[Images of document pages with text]
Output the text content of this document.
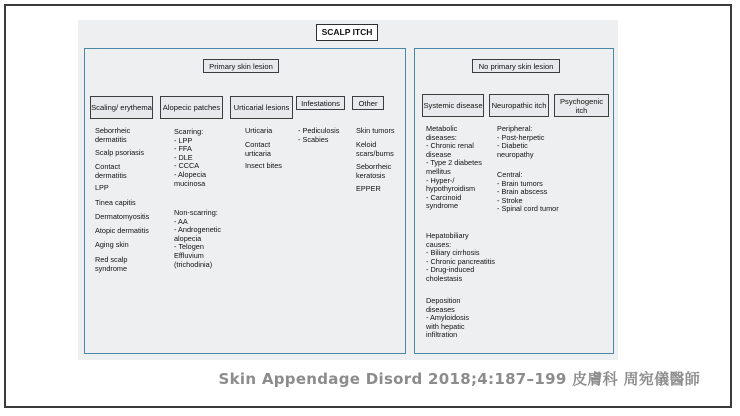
SCALP ITCH
Primary skin lesion
Scaling/ erythema	Alopecic patches	Urticarial lesions	Infestations	Other
Seborrheic
dermatitis
Scalp psoriasis
Contact
dermatitis
LPP
Tinea capitis
Dermatomyositis
Atopic dermatitis
Aging skin
Red scalp
syndrome
Scarring:
- LPP
- FFA
- DLE
- CCCA
- Alopecia
mucinosa
Non-scarring:
- AA
- Androgenetic
alopecia
- Telogen
Effluvium
(trichodinia)
Urticaria
Contact
urticaria
Insect bites
- Pediculosis
- Scabies
Skin tumors
Keloid
scars/burns
Seborrheic
keratosis
EPPER
No primary skin lesion
Systemic disease	Neuropathic itch	Psychogenic itch
Metabolic
diseases:
- Chronic renal
disease
- Type 2 diabetes
mellitus
- Hyper-/
hypothyroidism
- Carcinoid
syndrome
Hepatobiliary
causes:
- Biliary cirrhosis
- Chronic pancreatitis
- Drug-induced
cholestasis
Deposition
diseases
- Amyloidosis
with hepatic
infiltration
Peripheral:
- Post-herpetic
- Diabetic
neuropathy
Central:
- Brain tumors
- Brain abscess
- Stroke
- Spinal cord tumor
Skin Appendage Disord 2018;4:187–199 皮膚科 周宛儀醫師
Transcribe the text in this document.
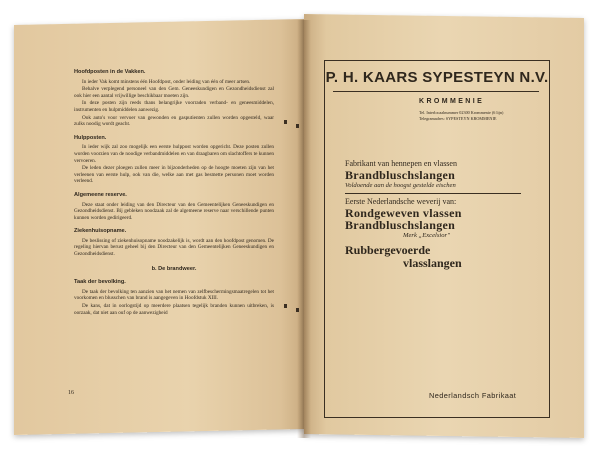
Hoofdposten in de Vakken.

In ieder Vak komt minstens één Hoofdpost, onder leiding van één of meer artsen.

Behalve verplegend personeel van den Gem. Geneeskundigen en Gezondheidsdienst zal ook hier een aantal vrijwillige beschikbaar moeten zijn.

In deze posten zijn reeds thans belangrijke voorraden verband- en geneesmiddelen, instrumenten en hulpmiddelen aanwezig.

Ook auto's voor vervoer van gewonden en gasputienten zullen worden opgesteld, waar zulks noodig wordt geacht.

Hulpposten.

In ieder wijk zal zoo mogelijk een eerste hulppost worden opgericht. Deze posten zullen worden voorzien van de noodige verbandmiddelen en van draagbaren om slachtoffers te kunnen vervoeren.

De leden dezer ploegen zullen meer in bijzonderheden op de hoogte moeten zijn van het verleenen van eerste hulp, ook van die, welke aan met gas besmette personen moet worden verleend.

Algemeene reserve.

Deze staat onder leiding van den Directeur van den Gemeentelijken Geneeskundigen en Gezondheidsdienst. Bij gebleken noodzaak zal de algemeene reserve naar verschillende punten kunnen worden gedirigeerd.

Ziekenhuisopname.

De beslissing of ziekenhuisopname noodzakelijk is, wordt aan den hoofdpost genomen. De regeling hiervan berust geheel bij den Directeur van den Gemeentelijken Geneeskundigen en Gezondheidsdienst.

b. De brandweer.
Taak der bevolking.

De taak der bevolking ten aanzien van het nemen van zelfbeschermingsmaatregelen tot het voorkomen en blusschen van brand is aangegeven in Hoofdstuk XIII.

De kans, dat in oorlogstijd op meerdere plaatsen tegelijk branden kunnen uitbreken, is oorzaak, dat niet aan ouf op de aanwezigheid

16
P. H. KAARS SYPESTEYN N.V.
KROMMENIE
Tel. Interlocaalnummer 02300 Krommenie (6 lijn)
Telegramadres: SYPESTEYN KROMMENIE
Fabrikant van hennepen en vlassen
Brandbluschslangen
Voldoende aan de hoogst gestelde eischen
Eerste Nederlandsche weverij van:
Rondgeweven vlassen
Brandbluschslangen
Merk „Excelsior"
Rubbergevoerde
vlasslangen
Nederlandsch Fabrikaat
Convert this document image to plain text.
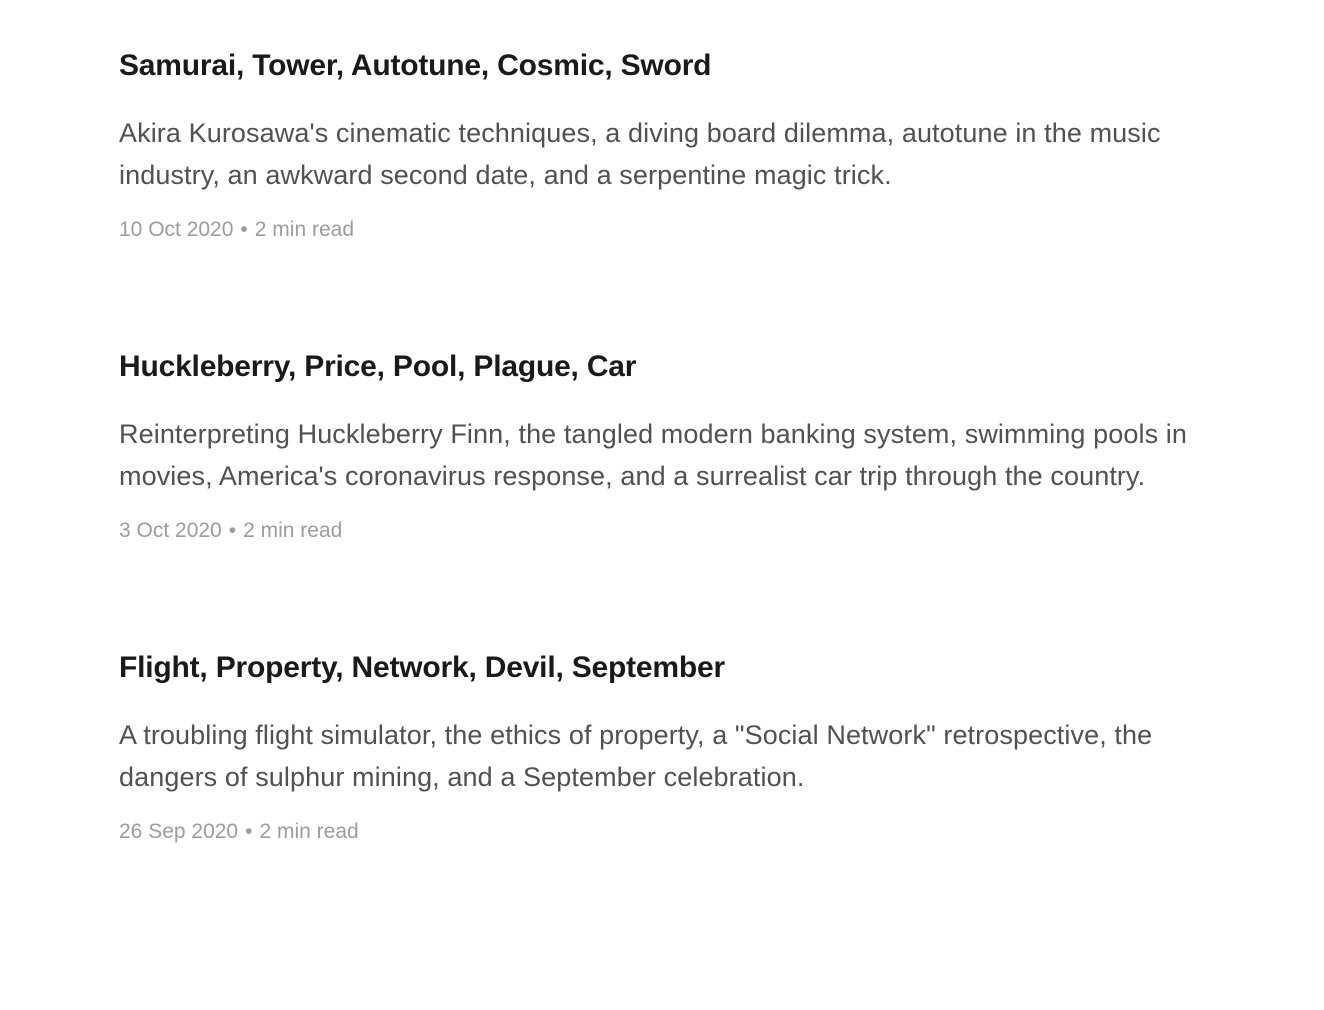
Samurai, Tower, Autotune, Cosmic, Sword
Akira Kurosawa's cinematic techniques, a diving board dilemma, autotune in the music
industry, an awkward second date, and a serpentine magic trick.
10 Oct 2020 • 2 min read
Huckleberry, Price, Pool, Plague, Car
Reinterpreting Huckleberry Finn, the tangled modern banking system, swimming pools in
movies, America's coronavirus response, and a surrealist car trip through the country.
3 Oct 2020 • 2 min read
Flight, Property, Network, Devil, September
A troubling flight simulator, the ethics of property, a "Social Network" retrospective, the
dangers of sulphur mining, and a September celebration.
26 Sep 2020 • 2 min read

**The task:** Retype each line above exactly. Leave the images out.

**Solution to this problem:**
Output the text content of this document.
SCALP ITCH
Primary skin lesion
Scaling/ erythema	Alopecic patches	Urticarial lesions	Infestations	Other
Seborrheic
dermatitis
Scalp psoriasis
Contact
dermatitis
LPP
Tinea capitis
Dermatomyositis
Atopic dermatitis
Aging skin
Red scalp
syndrome
Scarring:
- LPP
- FFA
- DLE
- CCCA
- Alopecia
mucinosa
Non-scarring:
- AA
- Androgenetic
alopecia
- Telogen
Effluvium
(trichodinia)
Urticaria
Contact
urticaria
Insect bites
- Pediculosis
- Scabies
Skin tumors
Keloid
scars/burns
Seborrheic
keratosis
EPPER
No primary skin lesion
Systemic disease	Neuropathic itch	Psychogenic itch
Metabolic
diseases:
- Chronic renal
disease
- Type 2 diabetes
mellitus
- Hyper-/
hypothyroidism
- Carcinoid
syndrome
Hepatobiliary
causes:
- Biliary cirrhosis
- Chronic pancreatitis
- Drug-induced
cholestasis
Deposition
diseases
- Amyloidosis
with hepatic
infiltration
Peripheral:
- Post-herpetic
- Diabetic
neuropathy
Central:
- Brain tumors
- Brain abscess
- Stroke
- Spinal cord tumor
Skin Appendage Disord 2018;4:187–199 皮膚科 周宛儀醫師
Transcribe the text in this document.
Hoofdposten in de Vakken.

In ieder Vak komt minstens één Hoofdpost, onder leiding van één of meer artsen.

Behalve verplegend personeel van den Gem. Geneeskundigen en Gezondheidsdienst zal ook hier een aantal vrijwillige beschikbaar moeten zijn.

In deze posten zijn reeds thans belangrijke voorraden verband- en geneesmiddelen, instrumenten en hulpmiddelen aanwezig.

Ook auto's voor vervoer van gewonden en gasputienten zullen worden opgesteld, waar zulks noodig wordt geacht.

Hulpposten.

In ieder wijk zal zoo mogelijk een eerste hulppost worden opgericht. Deze posten zullen worden voorzien van de noodige verbandmiddelen en van draagbaren om slachtoffers te kunnen vervoeren.

De leden dezer ploegen zullen meer in bijzonderheden op de hoogte moeten zijn van het verleenen van eerste hulp, ook van die, welke aan met gas besmette personen moet worden verleend.

Algemeene reserve.

Deze staat onder leiding van den Directeur van den Gemeentelijken Geneeskundigen en Gezondheidsdienst. Bij gebleken noodzaak zal de algemeene reserve naar verschillende punten kunnen worden gedirigeerd.

Ziekenhuisopname.

De beslissing of ziekenhuisopname noodzakelijk is, wordt aan den hoofdpost genomen. De regeling hiervan berust geheel bij den Directeur van den Gemeentelijken Geneeskundigen en Gezondheidsdienst.

b. De brandweer.
Taak der bevolking.

De taak der bevolking ten aanzien van het nemen van zelfbeschermingsmaatregelen tot het voorkomen en blusschen van brand is aangegeven in Hoofdstuk XIII.

De kans, dat in oorlogstijd op meerdere plaatsen tegelijk branden kunnen uitbreken, is oorzaak, dat niet aan ouf op de aanwezigheid

16
P. H. KAARS SYPESTEYN N.V.
KROMMENIE
Tel. Interlocaalnummer 02300 Krommenie (6 lijn)
Telegramadres: SYPESTEYN KROMMENIE
Fabrikant van hennepen en vlassen
Brandbluschslangen
Voldoende aan de hoogst gestelde eischen
Eerste Nederlandsche weverij van:
Rondgeweven vlassen
Brandbluschslangen
Merk „Excelsior"
Rubbergevoerde
vlasslangen
Nederlandsch Fabrikaat
Convert this document image to plain text.
Samurai, Tower, Autotune, Cosmic, Sword
Akira Kurosawa's cinematic techniques, a diving board dilemma, autotune in the music
industry, an awkward second date, and a serpentine magic trick.
10 Oct 2020 • 2 min read
Huckleberry, Price, Pool, Plague, Car
Reinterpreting Huckleberry Finn, the tangled modern banking system, swimming pools in
movies, America's coronavirus response, and a surrealist car trip through the country.
3 Oct 2020 • 2 min read
Flight, Property, Network, Devil, September
A troubling flight simulator, the ethics of property, a "Social Network" retrospective, the
dangers of sulphur mining, and a September celebration.
26 Sep 2020 • 2 min read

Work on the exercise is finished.